> _Goal_
Will you extract the entries word for word? Images should not appear in the copy.

[begin Data provided]

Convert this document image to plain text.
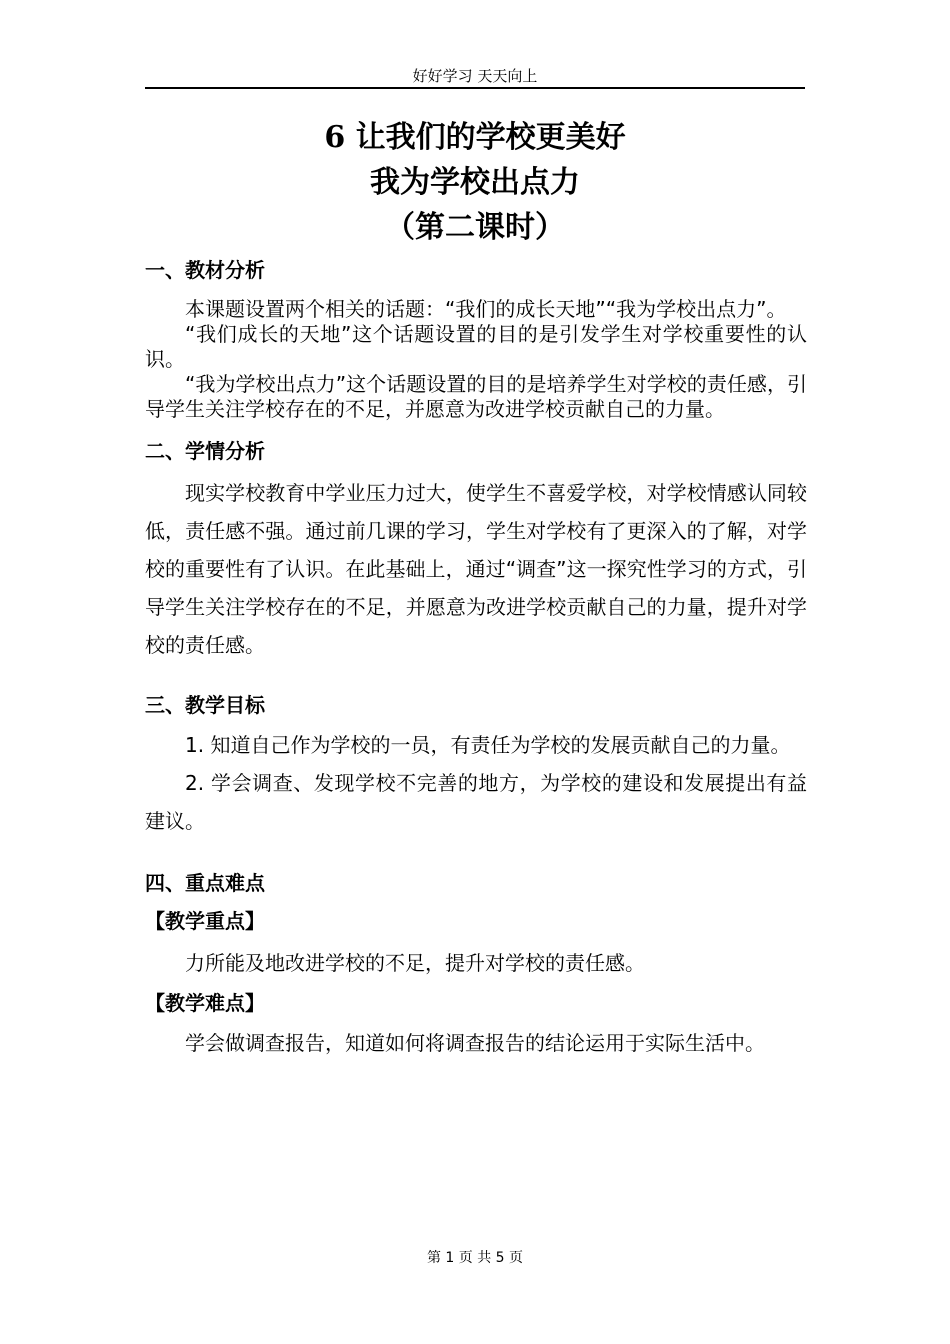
好好学习 天天向上
6 让我们的学校更美好
我为学校出点力
（第二课时）
一、教材分析

本课题设置两个相关的话题：“我们的成长天地”“我为学校出点力”。

“我们成长的天地”这个话题设置的目的是引发学生对学校重要性的认识。

“我为学校出点力”这个话题设置的目的是培养学生对学校的责任感，引导学生关注学校存在的不足，并愿意为改进学校贡献自己的力量。

二、学情分析

现实学校教育中学业压力过大，使学生不喜爱学校，对学校情感认同较低，责任感不强。通过前几课的学习，学生对学校有了更深入的了解，对学校的重要性有了认识。在此基础上，通过“调查”这一探究性学习的方式，引导学生关注学校存在的不足，并愿意为改进学校贡献自己的力量，提升对学校的责任感。

三、教学目标

1. 知道自己作为学校的一员，有责任为学校的发展贡献自己的力量。

2. 学会调查、发现学校不完善的地方，为学校的建设和发展提出有益建议。

四、重点难点
【教学重点】

力所能及地改进学校的不足，提升对学校的责任感。

【教学难点】

学会做调查报告，知道如何将调查报告的结论运用于实际生活中。

第 1 页 共 5 页
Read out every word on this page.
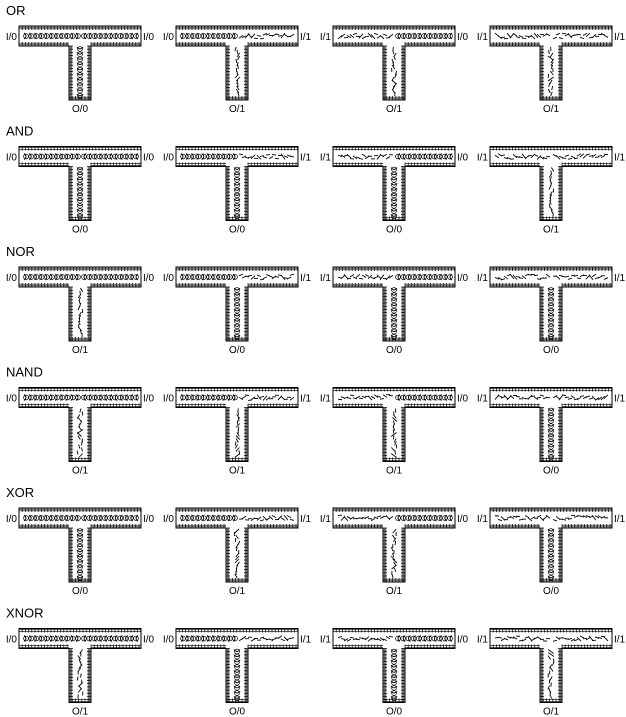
OR
I/0	I/0
O/0
I/0	I/1
O/1
I/1	I/0
O/1
I/1	I/1
O/1
AND
I/0	I/0
O/0
I/0	I/1
O/0
I/1	I/0
O/0
I/1	I/1
O/1
NOR
I/0	I/0
O/1
I/0	I/1
O/0
I/1	I/0
O/0
I/1	I/1
O/0
NAND
I/0	I/0
O/1
I/0	I/1
O/1
I/1	I/0
O/1
I/1	I/1
O/0
XOR
I/0	I/0
O/0
I/0	I/1
O/1
I/1	I/0
O/1
I/1	I/1
O/0
XNOR
I/0	I/0
O/1
I/0	I/1
O/0
I/1	I/0
O/0
I/1	I/1
O/1
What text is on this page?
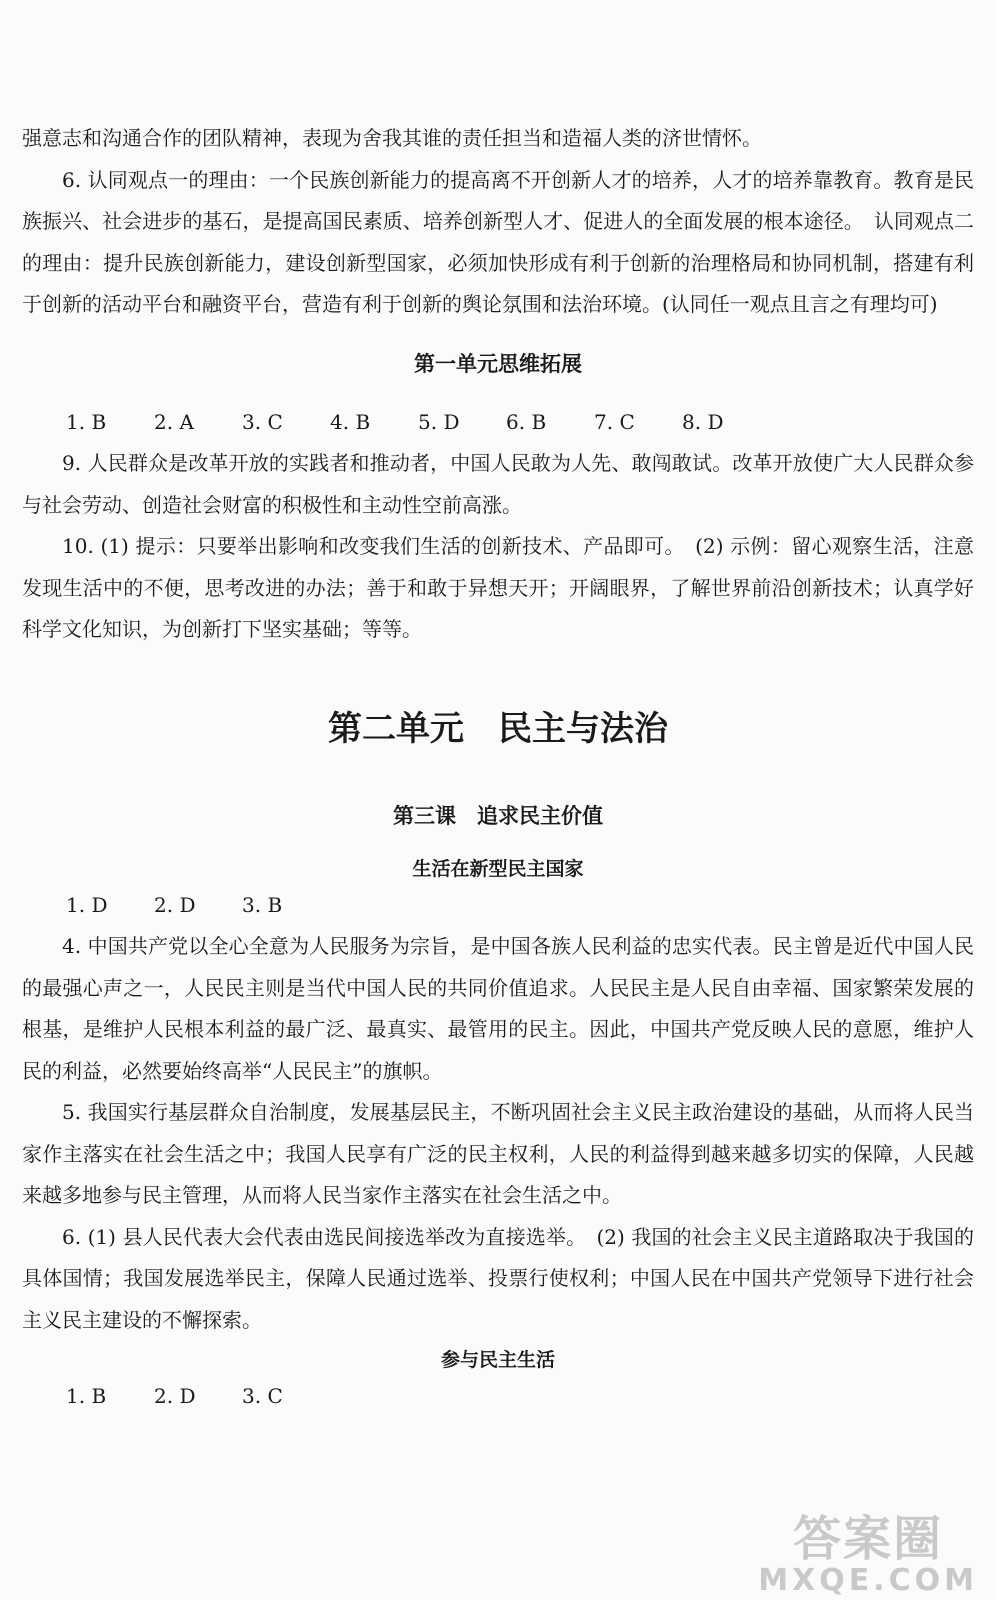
强意志和沟通合作的团队精神，表现为舍我其谁的责任担当和造福人类的济世情怀。

6. 认同观点一的理由：一个民族创新能力的提高离不开创新人才的培养，人才的培养靠教育。教育是民族振兴、社会进步的基石，是提高国民素质、培养创新型人才、促进人的全面发展的根本途径。　认同观点二的理由：提升民族创新能力，建设创新型国家，必须加快形成有利于创新的治理格局和协同机制，搭建有利于创新的活动平台和融资平台，营造有利于创新的舆论氛围和法治环境。(认同任一观点且言之有理均可)

第一单元思维拓展
1. B	2. A	3. C	4. B	5. D	6. B	7. C	8. D

9. 人民群众是改革开放的实践者和推动者，中国人民敢为人先、敢闯敢试。改革开放使广大人民群众参与社会劳动、创造社会财富的积极性和主动性空前高涨。

10. (1) 提示：只要举出影响和改变我们生活的创新技术、产品即可。　(2) 示例：留心观察生活，注意发现生活中的不便，思考改进的办法；善于和敢于异想天开；开阔眼界，了解世界前沿创新技术；认真学好科学文化知识，为创新打下坚实基础；等等。

第二单元　民主与法治
第三课　追求民主价值
生活在新型民主国家
1. D	2. D	3. B

4. 中国共产党以全心全意为人民服务为宗旨，是中国各族人民利益的忠实代表。民主曾是近代中国人民的最强心声之一，人民民主则是当代中国人民的共同价值追求。人民民主是人民自由幸福、国家繁荣发展的根基，是维护人民根本利益的最广泛、最真实、最管用的民主。因此，中国共产党反映人民的意愿，维护人民的利益，必然要始终高举“人民民主”的旗帜。

5. 我国实行基层群众自治制度，发展基层民主，不断巩固社会主义民主政治建设的基础，从而将人民当家作主落实在社会生活之中；我国人民享有广泛的民主权利，人民的利益得到越来越多切实的保障，人民越来越多地参与民主管理，从而将人民当家作主落实在社会生活之中。

6. (1) 县人民代表大会代表由选民间接选举改为直接选举。　(2) 我国的社会主义民主道路取决于我国的具体国情；我国发展选举民主，保障人民通过选举、投票行使权利；中国人民在中国共产党领导下进行社会主义民主建设的不懈探索。

参与民主生活
1. B	2. D	3. C
答案圈
MXQE.COM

[end Data provided]

> _Written solution_
Convert this document image to plain text.
好好学习 天天向上
6 让我们的学校更美好
我为学校出点力
（第二课时）
一、教材分析

本课题设置两个相关的话题：“我们的成长天地”“我为学校出点力”。

“我们成长的天地”这个话题设置的目的是引发学生对学校重要性的认识。

“我为学校出点力”这个话题设置的目的是培养学生对学校的责任感，引导学生关注学校存在的不足，并愿意为改进学校贡献自己的力量。

二、学情分析

现实学校教育中学业压力过大，使学生不喜爱学校，对学校情感认同较低，责任感不强。通过前几课的学习，学生对学校有了更深入的了解，对学校的重要性有了认识。在此基础上，通过“调查”这一探究性学习的方式，引导学生关注学校存在的不足，并愿意为改进学校贡献自己的力量，提升对学校的责任感。

三、教学目标

1. 知道自己作为学校的一员，有责任为学校的发展贡献自己的力量。

2. 学会调查、发现学校不完善的地方，为学校的建设和发展提出有益建议。

四、重点难点
【教学重点】

力所能及地改进学校的不足，提升对学校的责任感。

【教学难点】

学会做调查报告，知道如何将调查报告的结论运用于实际生活中。

第 1 页 共 5 页
Read out every word on this page.
OR
I/0	I/0
O/0
I/0	I/1
O/1
I/1	I/0
O/1
I/1	I/1
O/1
AND
I/0	I/0
O/0
I/0	I/1
O/0
I/1	I/0
O/0
I/1	I/1
O/1
NOR
I/0	I/0
O/1
I/0	I/1
O/0
I/1	I/0
O/0
I/1	I/1
O/0
NAND
I/0	I/0
O/1
I/0	I/1
O/1
I/1	I/0
O/1
I/1	I/1
O/0
XOR
I/0	I/0
O/0
I/0	I/1
O/1
I/1	I/0
O/1
I/1	I/1
O/0
XNOR
I/0	I/0
O/1
I/0	I/1
O/0
I/1	I/0
O/0
I/1	I/1
O/1
What text is on this page?
强意志和沟通合作的团队精神，表现为舍我其谁的责任担当和造福人类的济世情怀。

6. 认同观点一的理由：一个民族创新能力的提高离不开创新人才的培养，人才的培养靠教育。教育是民族振兴、社会进步的基石，是提高国民素质、培养创新型人才、促进人的全面发展的根本途径。　认同观点二的理由：提升民族创新能力，建设创新型国家，必须加快形成有利于创新的治理格局和协同机制，搭建有利于创新的活动平台和融资平台，营造有利于创新的舆论氛围和法治环境。(认同任一观点且言之有理均可)

第一单元思维拓展
1. B	2. A	3. C	4. B	5. D	6. B	7. C	8. D

9. 人民群众是改革开放的实践者和推动者，中国人民敢为人先、敢闯敢试。改革开放使广大人民群众参与社会劳动、创造社会财富的积极性和主动性空前高涨。

10. (1) 提示：只要举出影响和改变我们生活的创新技术、产品即可。　(2) 示例：留心观察生活，注意发现生活中的不便，思考改进的办法；善于和敢于异想天开；开阔眼界，了解世界前沿创新技术；认真学好科学文化知识，为创新打下坚实基础；等等。

第二单元　民主与法治
第三课　追求民主价值
生活在新型民主国家
1. D	2. D	3. B

4. 中国共产党以全心全意为人民服务为宗旨，是中国各族人民利益的忠实代表。民主曾是近代中国人民的最强心声之一，人民民主则是当代中国人民的共同价值追求。人民民主是人民自由幸福、国家繁荣发展的根基，是维护人民根本利益的最广泛、最真实、最管用的民主。因此，中国共产党反映人民的意愿，维护人民的利益，必然要始终高举“人民民主”的旗帜。

5. 我国实行基层群众自治制度，发展基层民主，不断巩固社会主义民主政治建设的基础，从而将人民当家作主落实在社会生活之中；我国人民享有广泛的民主权利，人民的利益得到越来越多切实的保障，人民越来越多地参与民主管理，从而将人民当家作主落实在社会生活之中。

6. (1) 县人民代表大会代表由选民间接选举改为直接选举。　(2) 我国的社会主义民主道路取决于我国的具体国情；我国发展选举民主，保障人民通过选举、投票行使权利；中国人民在中国共产党领导下进行社会主义民主建设的不懈探索。

参与民主生活
1. B	2. D	3. C
答案圈
MXQE.COM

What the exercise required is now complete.